Collected data:
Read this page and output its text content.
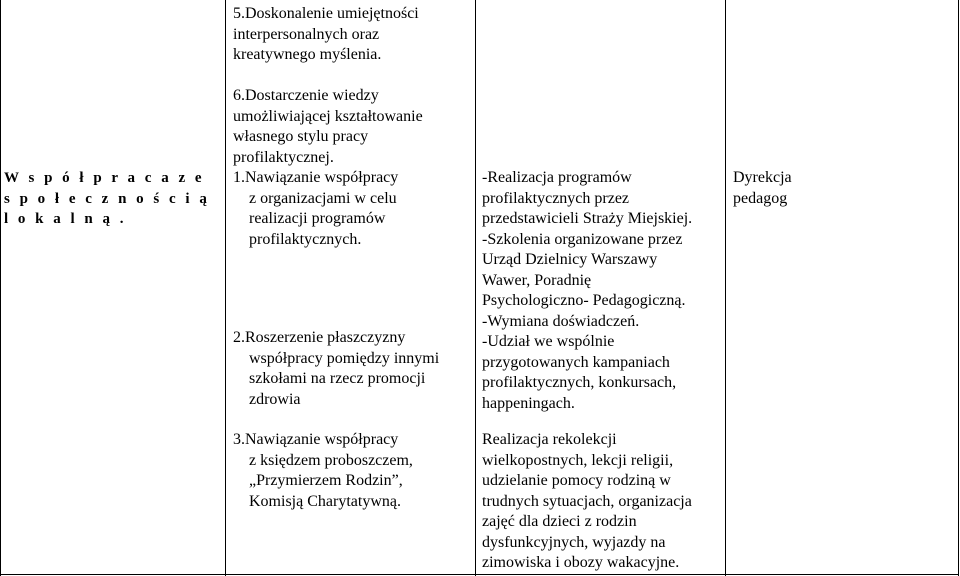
W s p ó ł p r a c a z e

s p o ł e c z n o ś c i ą

l o k a l n ą .

5.Doskonalenie umiejętności

interpersonalnych oraz

kreatywnego myślenia.

6.Dostarczenie wiedzy

umożliwiającej kształtowanie

własnego stylu pracy

profilaktycznej.

1.Nawiązanie współpracy

z organizacjami w celu

realizacji programów

profilaktycznych.

2.Roszerzenie płaszczyzny

współpracy pomiędzy innymi

szkołami na rzecz promocji

zdrowia

3.Nawiązanie współpracy

z księdzem proboszczem,

„Przymierzem Rodzin”,

Komisją Charytatywną.

-Realizacja programów

profilaktycznych przez

przedstawicieli Straży Miejskiej.

-Szkolenia organizowane przez

Urząd Dzielnicy Warszawy

Wawer, Poradnię

Psychologiczno- Pedagogiczną.

-Wymiana doświadczeń.

-Udział we wspólnie

przygotowanych kampaniach

profilaktycznych, konkursach,

happeningach.

Realizacja rekolekcji

wielkopostnych, lekcji religii,

udzielanie pomocy rodziną w

trudnych sytuacjach, organizacja

zajęć dla dzieci z rodzin

dysfunkcyjnych, wyjazdy na

zimowiska i obozy wakacyjne.

Dyrekcja

pedagog
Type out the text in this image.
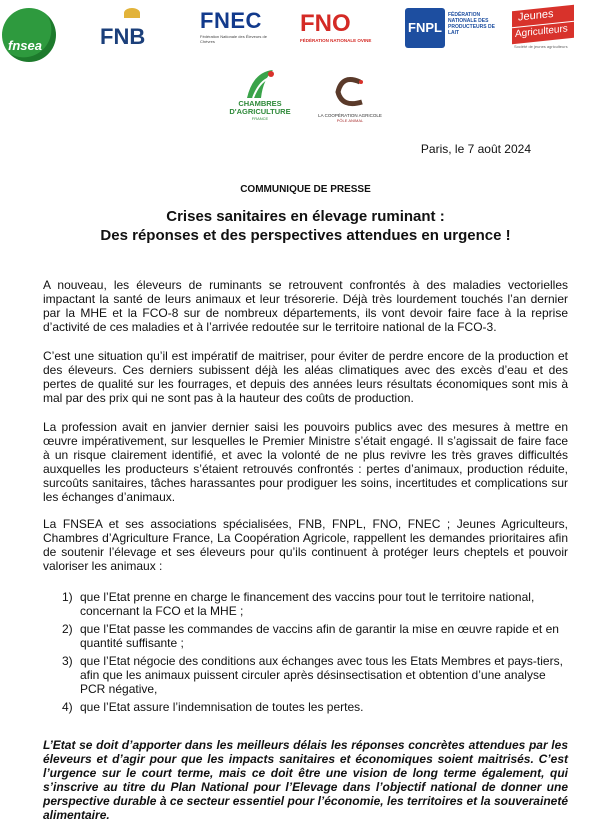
fnsea	FNB
FNEC
Fédération Nationale des Éleveurs de Chèvres
FNO
FÉDÉRATION NATIONALE OVINE
FNPL
FÉDÉRATION NATIONALE DES PRODUCTEURS DE LAIT
Jeunes
Agriculteurs
Société de jeunes agriculteurs
CHAMBRES D'AGRICULTURE
FRANCE
LA COOPÉRATION AGRICOLE
PÔLE ANIMAL
Paris, le 7 août 2024
COMMUNIQUE DE PRESSE
Crises sanitaires en élevage ruminant :
Des réponses et des perspectives attendues en urgence !
A nouveau, les éleveurs de ruminants se retrouvent confrontés à des maladies vectorielles impactant la santé de leurs animaux et leur trésorerie. Déjà très lourdement touchés l’an dernier par la MHE et la FCO-8 sur de nombreux départements, ils vont devoir faire face à la reprise d’activité de ces maladies et à l’arrivée redoutée sur le territoire national de la FCO-3.
C’est une situation qu’il est impératif de maitriser, pour éviter de perdre encore de la production et des éleveurs. Ces derniers subissent déjà les aléas climatiques avec des excès d’eau et des pertes de qualité sur les fourrages, et depuis des années leurs résultats économiques sont mis à mal par des prix qui ne sont pas à la hauteur des coûts de production.
La profession avait en janvier dernier saisi les pouvoirs publics avec des mesures à mettre en œuvre impérativement, sur lesquelles le Premier Ministre s’était engagé. Il s’agissait de faire face à un risque clairement identifié, et avec la volonté de ne plus revivre les très graves difficultés auxquelles les producteurs s’étaient retrouvés confrontés : pertes d’animaux, production réduite, surcoûts sanitaires, tâches harassantes pour prodiguer les soins, incertitudes et complications sur les échanges d’animaux.
La FNSEA et ses associations spécialisées, FNB, FNPL, FNO, FNEC ; Jeunes Agriculteurs, Chambres d’Agriculture France, La Coopération Agricole, rappellent les demandes prioritaires afin de soutenir l’élevage et ses éleveurs pour qu’ils continuent à protéger leurs cheptels et pouvoir valoriser les animaux :
1) que l’Etat prenne en charge le financement des vaccins pour tout le territoire national, concernant la FCO et la MHE ;
2) que l’Etat passe les commandes de vaccins afin de garantir la mise en œuvre rapide et en quantité suffisante ;
3) que l’Etat négocie des conditions aux échanges avec tous les Etats Membres et pays-tiers, afin que les animaux puissent circuler après désinsectisation et obtention d’une analyse PCR négative,
4) que l’Etat assure l’indemnisation de toutes les pertes.
L’Etat se doit d’apporter dans les meilleurs délais les réponses concrètes attendues par les éleveurs et d’agir pour que les impacts sanitaires et économiques soient maitrisés. C’est l’urgence sur le court terme, mais ce doit être une vision de long terme également, qui s’inscrive au titre du Plan National pour l’Elevage dans l’objectif national de donner une perspective durable à ce secteur essentiel pour l’économie, les territoires et la souveraineté alimentaire.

**WORK TO BE COMPLETED:**
From the entries above, extract each line containing "FNPL".

**TASK ANSWER:**
FNPL
La FNSEA et ses associations spécialisées, FNB, FNPL, FNO, FNEC ; Jeunes Agriculteurs, Chambres d’Agriculture France, La Coopération Agricole, rappellent les demandes prioritaires afin de soutenir l’élevage et ses éleveurs pour qu’ils continuent à protéger leurs cheptels et pouvoir valoriser les animaux :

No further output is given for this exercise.